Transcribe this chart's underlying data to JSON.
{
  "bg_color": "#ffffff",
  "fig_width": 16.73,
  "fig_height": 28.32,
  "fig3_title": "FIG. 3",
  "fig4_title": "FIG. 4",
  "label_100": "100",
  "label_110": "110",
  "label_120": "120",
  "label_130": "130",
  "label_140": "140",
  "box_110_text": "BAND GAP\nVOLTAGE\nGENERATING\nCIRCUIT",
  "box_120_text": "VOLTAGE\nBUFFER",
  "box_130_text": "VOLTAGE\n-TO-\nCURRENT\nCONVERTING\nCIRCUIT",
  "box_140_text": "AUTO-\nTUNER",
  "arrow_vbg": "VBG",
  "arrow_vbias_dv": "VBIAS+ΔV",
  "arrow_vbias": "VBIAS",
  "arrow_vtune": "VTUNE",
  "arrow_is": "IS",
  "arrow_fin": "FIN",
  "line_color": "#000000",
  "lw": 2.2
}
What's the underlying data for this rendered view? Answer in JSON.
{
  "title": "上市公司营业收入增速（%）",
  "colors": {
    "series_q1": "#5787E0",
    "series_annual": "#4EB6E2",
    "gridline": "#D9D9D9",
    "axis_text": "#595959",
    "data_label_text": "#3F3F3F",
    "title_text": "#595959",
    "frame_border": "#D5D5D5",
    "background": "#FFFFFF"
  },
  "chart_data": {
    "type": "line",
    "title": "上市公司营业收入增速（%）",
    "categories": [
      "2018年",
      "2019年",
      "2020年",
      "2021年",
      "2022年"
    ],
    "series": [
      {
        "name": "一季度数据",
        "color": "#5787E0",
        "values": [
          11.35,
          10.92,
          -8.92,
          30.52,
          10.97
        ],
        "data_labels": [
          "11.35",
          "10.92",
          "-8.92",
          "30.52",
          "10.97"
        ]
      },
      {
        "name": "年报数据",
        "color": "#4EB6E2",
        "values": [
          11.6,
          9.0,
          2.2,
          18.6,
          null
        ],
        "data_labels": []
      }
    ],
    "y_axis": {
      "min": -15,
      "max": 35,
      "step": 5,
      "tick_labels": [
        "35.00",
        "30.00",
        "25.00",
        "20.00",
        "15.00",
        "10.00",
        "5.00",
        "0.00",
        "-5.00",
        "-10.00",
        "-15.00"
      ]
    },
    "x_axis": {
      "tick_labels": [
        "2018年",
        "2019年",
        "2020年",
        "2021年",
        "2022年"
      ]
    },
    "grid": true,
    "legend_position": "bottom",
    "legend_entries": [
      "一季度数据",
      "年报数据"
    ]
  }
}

==================================================

■ Exercise brief
Each line above is to be repeated exactly.

■ Output below
Transcribe this chart's underlying data to JSON.
{
  "bg_color": "#ffffff",
  "fig_width": 16.73,
  "fig_height": 28.32,
  "fig3_title": "FIG. 3",
  "fig4_title": "FIG. 4",
  "label_100": "100",
  "label_110": "110",
  "label_120": "120",
  "label_130": "130",
  "label_140": "140",
  "box_110_text": "BAND GAP\nVOLTAGE\nGENERATING\nCIRCUIT",
  "box_120_text": "VOLTAGE\nBUFFER",
  "box_130_text": "VOLTAGE\n-TO-\nCURRENT\nCONVERTING\nCIRCUIT",
  "box_140_text": "AUTO-\nTUNER",
  "arrow_vbg": "VBG",
  "arrow_vbias_dv": "VBIAS+ΔV",
  "arrow_vbias": "VBIAS",
  "arrow_vtune": "VTUNE",
  "arrow_is": "IS",
  "arrow_fin": "FIN",
  "line_color": "#000000",
  "lw": 2.2
}
What's the underlying data for this rendered view? Answer in JSON.
{
  "title": "上市公司营业收入增速（%）",
  "colors": {
    "series_q1": "#5787E0",
    "series_annual": "#4EB6E2",
    "gridline": "#D9D9D9",
    "axis_text": "#595959",
    "data_label_text": "#3F3F3F",
    "title_text": "#595959",
    "frame_border": "#D5D5D5",
    "background": "#FFFFFF"
  },
  "chart_data": {
    "type": "line",
    "title": "上市公司营业收入增速（%）",
    "categories": [
      "2018年",
      "2019年",
      "2020年",
      "2021年",
      "2022年"
    ],
    "series": [
      {
        "name": "一季度数据",
        "color": "#5787E0",
        "values": [
          11.35,
          10.92,
          -8.92,
          30.52,
          10.97
        ],
        "data_labels": [
          "11.35",
          "10.92",
          "-8.92",
          "30.52",
          "10.97"
        ]
      },
      {
        "name": "年报数据",
        "color": "#4EB6E2",
        "values": [
          11.6,
          9.0,
          2.2,
          18.6,
          null
        ],
        "data_labels": []
      }
    ],
    "y_axis": {
      "min": -15,
      "max": 35,
      "step": 5,
      "tick_labels": [
        "35.00",
        "30.00",
        "25.00",
        "20.00",
        "15.00",
        "10.00",
        "5.00",
        "0.00",
        "-5.00",
        "-10.00",
        "-15.00"
      ]
    },
    "x_axis": {
      "tick_labels": [
        "2018年",
        "2019年",
        "2020年",
        "2021年",
        "2022年"
      ]
    },
    "grid": true,
    "legend_position": "bottom",
    "legend_entries": [
      "一季度数据",
      "年报数据"
    ]
  }
}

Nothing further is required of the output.